Your task. Look through the material and tally each line bearing the word "excels". Give only the total.

>> START Records provided

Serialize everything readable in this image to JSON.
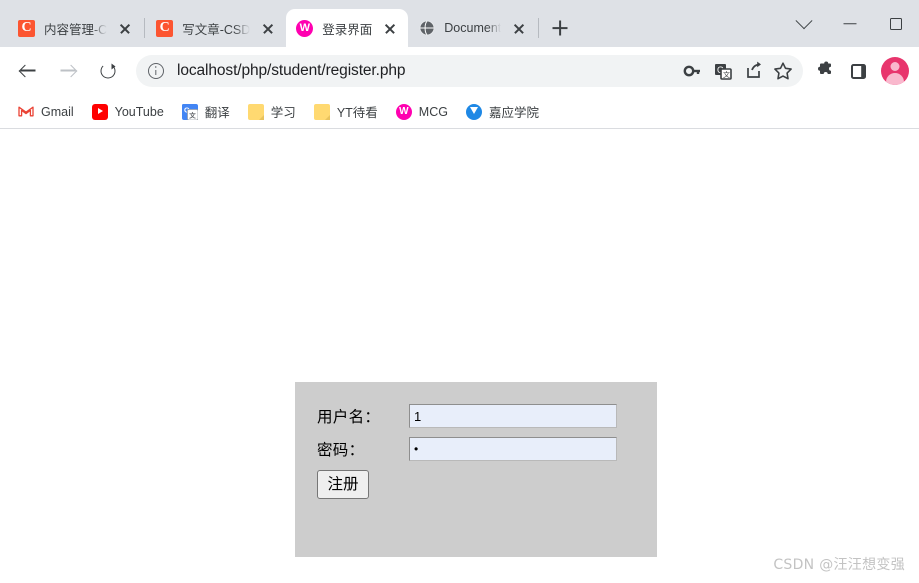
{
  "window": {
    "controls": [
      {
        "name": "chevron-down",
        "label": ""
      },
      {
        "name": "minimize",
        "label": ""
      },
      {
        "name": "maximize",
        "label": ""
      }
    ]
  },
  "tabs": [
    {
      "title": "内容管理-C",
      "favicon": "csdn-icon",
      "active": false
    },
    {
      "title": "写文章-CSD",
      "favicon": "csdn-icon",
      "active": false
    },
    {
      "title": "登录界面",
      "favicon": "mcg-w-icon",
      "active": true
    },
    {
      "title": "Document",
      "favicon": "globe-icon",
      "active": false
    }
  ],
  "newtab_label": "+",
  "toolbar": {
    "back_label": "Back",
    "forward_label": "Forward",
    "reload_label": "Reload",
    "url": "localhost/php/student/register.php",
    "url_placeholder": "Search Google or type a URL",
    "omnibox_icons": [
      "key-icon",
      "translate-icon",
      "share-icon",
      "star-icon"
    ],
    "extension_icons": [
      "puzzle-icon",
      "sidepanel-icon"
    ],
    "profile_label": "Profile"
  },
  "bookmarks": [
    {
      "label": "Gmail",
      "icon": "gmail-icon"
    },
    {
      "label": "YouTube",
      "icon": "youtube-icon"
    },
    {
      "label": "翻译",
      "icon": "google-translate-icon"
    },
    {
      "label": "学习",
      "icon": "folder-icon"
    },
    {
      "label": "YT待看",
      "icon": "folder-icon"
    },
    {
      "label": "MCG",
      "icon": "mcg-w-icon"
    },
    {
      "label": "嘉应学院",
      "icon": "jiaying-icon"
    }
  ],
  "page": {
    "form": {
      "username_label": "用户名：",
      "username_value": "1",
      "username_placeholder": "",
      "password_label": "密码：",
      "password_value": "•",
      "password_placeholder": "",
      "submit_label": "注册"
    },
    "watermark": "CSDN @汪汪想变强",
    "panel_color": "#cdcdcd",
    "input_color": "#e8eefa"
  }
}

>> END Records provided
>> START Records provided

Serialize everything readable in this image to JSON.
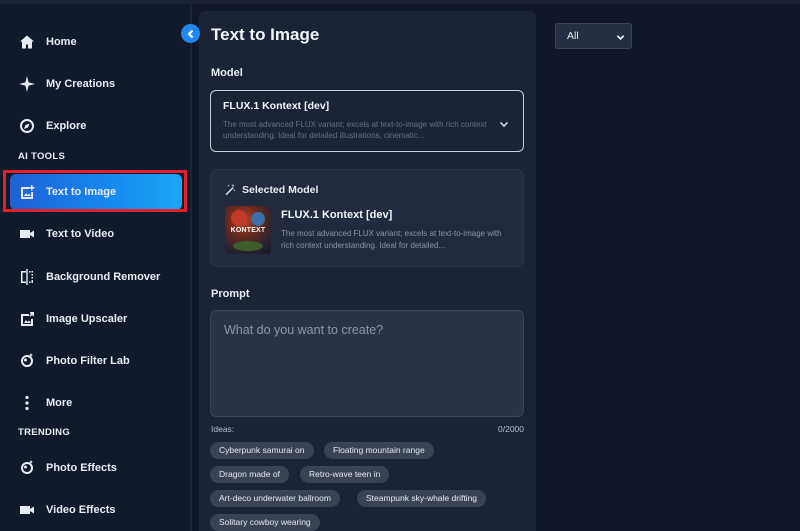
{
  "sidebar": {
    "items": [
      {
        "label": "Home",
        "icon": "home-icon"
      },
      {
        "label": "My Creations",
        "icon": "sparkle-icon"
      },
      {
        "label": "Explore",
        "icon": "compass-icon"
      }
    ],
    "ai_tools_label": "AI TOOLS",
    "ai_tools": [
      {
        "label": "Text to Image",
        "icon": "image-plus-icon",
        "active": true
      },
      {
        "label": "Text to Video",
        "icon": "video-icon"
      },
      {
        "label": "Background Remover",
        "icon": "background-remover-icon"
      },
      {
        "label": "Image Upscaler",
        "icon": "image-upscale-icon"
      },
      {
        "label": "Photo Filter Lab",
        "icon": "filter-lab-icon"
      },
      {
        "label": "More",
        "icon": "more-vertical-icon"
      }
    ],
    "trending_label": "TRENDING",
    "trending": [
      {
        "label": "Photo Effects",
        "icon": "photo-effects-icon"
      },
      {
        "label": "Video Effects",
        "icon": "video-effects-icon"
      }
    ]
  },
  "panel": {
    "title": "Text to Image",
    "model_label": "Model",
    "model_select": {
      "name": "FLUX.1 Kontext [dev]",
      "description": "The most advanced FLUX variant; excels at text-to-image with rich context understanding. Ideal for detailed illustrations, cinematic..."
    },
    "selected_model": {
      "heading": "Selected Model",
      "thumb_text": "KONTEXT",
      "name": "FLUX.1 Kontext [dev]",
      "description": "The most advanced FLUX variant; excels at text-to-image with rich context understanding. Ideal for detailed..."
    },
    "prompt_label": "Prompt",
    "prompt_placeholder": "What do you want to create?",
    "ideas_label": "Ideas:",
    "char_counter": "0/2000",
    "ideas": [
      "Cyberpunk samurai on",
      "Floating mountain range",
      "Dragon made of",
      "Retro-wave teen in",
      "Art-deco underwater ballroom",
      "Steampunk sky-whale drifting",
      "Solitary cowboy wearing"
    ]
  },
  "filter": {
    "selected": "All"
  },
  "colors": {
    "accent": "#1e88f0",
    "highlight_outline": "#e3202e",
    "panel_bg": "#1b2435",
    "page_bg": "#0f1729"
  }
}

>> END Records provided
>> START Records provided

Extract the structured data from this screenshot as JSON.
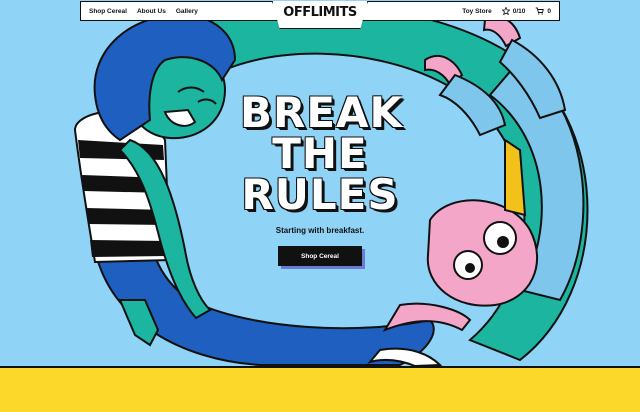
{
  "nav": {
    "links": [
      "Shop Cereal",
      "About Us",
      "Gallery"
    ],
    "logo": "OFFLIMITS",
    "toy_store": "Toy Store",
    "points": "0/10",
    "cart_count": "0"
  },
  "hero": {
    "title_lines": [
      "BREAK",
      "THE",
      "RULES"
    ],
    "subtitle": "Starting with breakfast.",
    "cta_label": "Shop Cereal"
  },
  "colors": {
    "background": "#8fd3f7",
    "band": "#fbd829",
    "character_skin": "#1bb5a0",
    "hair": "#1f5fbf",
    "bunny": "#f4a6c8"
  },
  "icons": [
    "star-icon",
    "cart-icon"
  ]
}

>> END Records provided

Final result. 2